→ **What you will do**
In the data, extract each line that holds the string "accessibility".

── Extracted records

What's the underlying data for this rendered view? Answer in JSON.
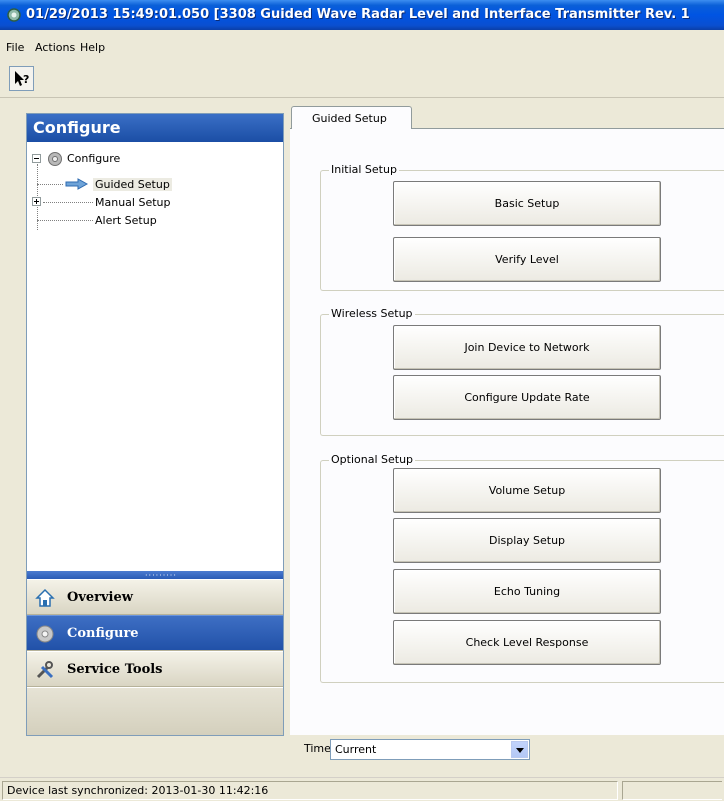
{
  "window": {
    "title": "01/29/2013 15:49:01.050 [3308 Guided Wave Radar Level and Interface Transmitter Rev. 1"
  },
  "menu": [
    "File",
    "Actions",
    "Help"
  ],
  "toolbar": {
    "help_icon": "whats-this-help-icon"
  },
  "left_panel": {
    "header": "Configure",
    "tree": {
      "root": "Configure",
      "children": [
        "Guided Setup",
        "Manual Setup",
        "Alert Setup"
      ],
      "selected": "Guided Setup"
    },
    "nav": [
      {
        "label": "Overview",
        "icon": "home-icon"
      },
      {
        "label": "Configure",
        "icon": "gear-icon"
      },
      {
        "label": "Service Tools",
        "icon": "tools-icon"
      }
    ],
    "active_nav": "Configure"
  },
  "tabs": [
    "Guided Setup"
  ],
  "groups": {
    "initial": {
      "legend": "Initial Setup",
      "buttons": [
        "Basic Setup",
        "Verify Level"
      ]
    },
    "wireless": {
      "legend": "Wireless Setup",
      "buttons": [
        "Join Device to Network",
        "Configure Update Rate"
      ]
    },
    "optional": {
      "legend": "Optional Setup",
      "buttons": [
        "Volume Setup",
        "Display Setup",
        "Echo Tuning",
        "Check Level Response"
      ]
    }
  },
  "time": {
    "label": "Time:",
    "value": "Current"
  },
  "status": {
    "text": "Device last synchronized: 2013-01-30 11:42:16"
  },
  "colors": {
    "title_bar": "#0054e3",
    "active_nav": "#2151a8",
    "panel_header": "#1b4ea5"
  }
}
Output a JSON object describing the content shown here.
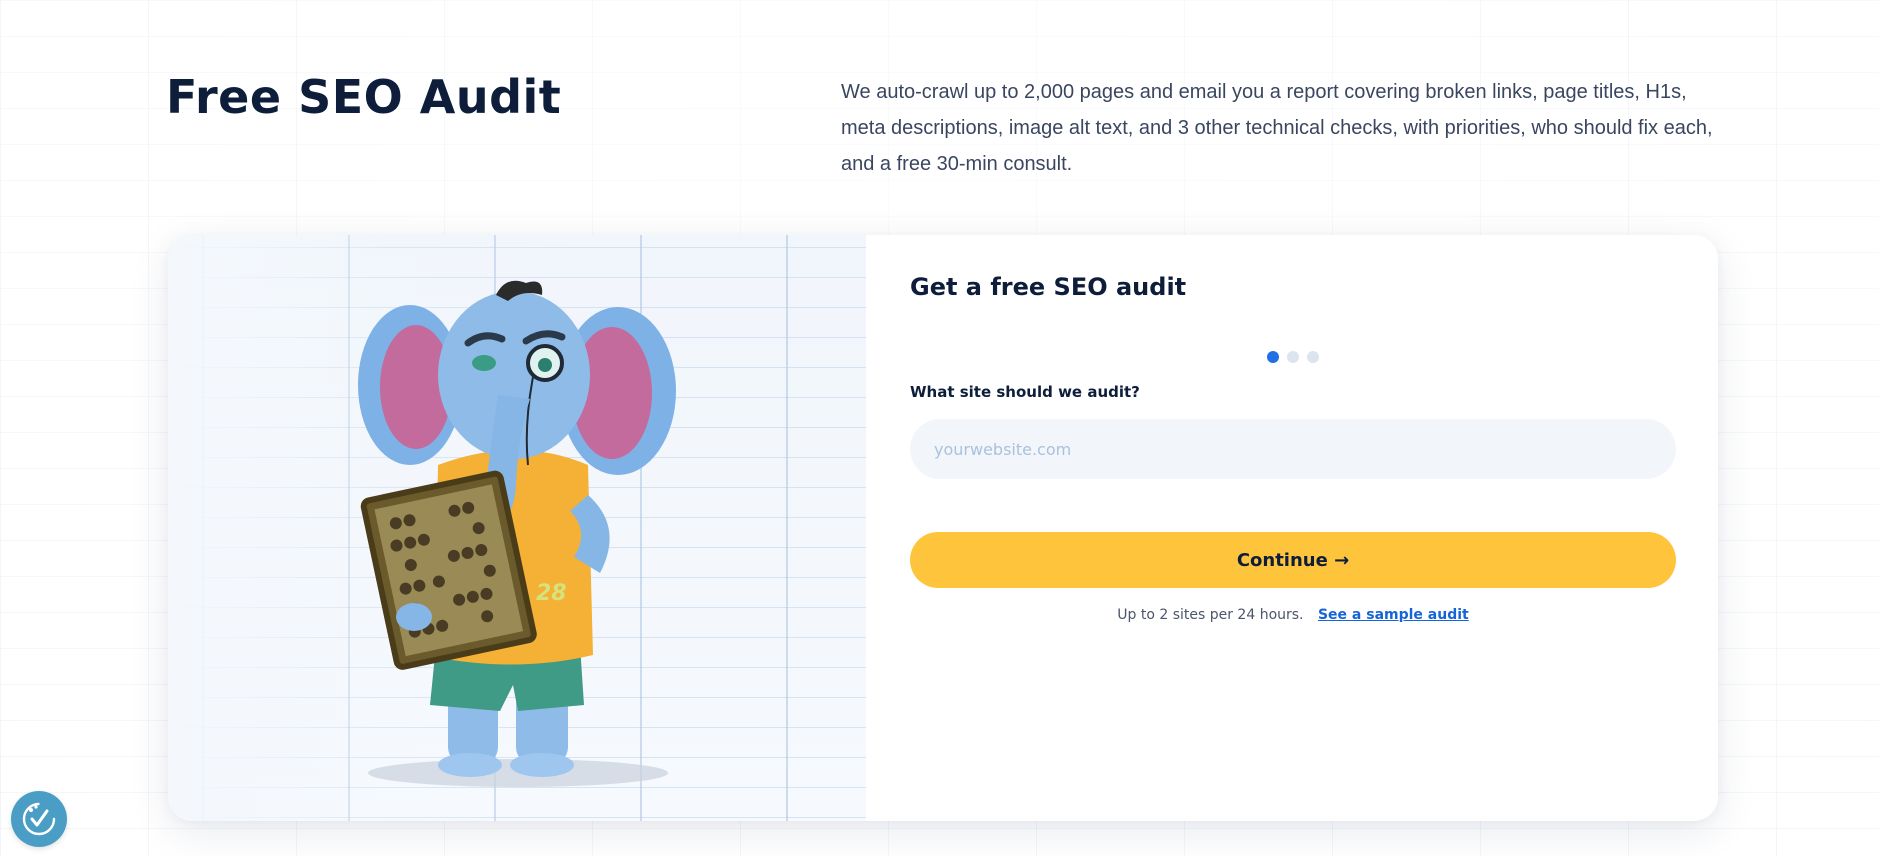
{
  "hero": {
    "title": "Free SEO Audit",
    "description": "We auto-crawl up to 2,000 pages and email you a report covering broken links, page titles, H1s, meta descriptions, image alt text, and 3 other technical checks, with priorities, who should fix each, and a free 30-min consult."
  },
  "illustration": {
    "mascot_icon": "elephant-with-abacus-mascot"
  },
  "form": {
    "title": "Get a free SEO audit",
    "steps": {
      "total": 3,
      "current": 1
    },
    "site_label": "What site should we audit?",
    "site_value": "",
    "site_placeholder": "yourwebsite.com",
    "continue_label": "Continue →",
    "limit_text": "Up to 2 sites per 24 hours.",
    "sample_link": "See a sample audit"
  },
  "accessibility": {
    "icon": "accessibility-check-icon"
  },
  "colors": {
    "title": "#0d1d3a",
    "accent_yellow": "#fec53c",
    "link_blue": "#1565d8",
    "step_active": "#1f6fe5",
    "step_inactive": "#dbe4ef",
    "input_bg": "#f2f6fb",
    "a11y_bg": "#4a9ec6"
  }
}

────

→ **Final result**
  "accessibility": {
    "icon": "accessibility-check-icon"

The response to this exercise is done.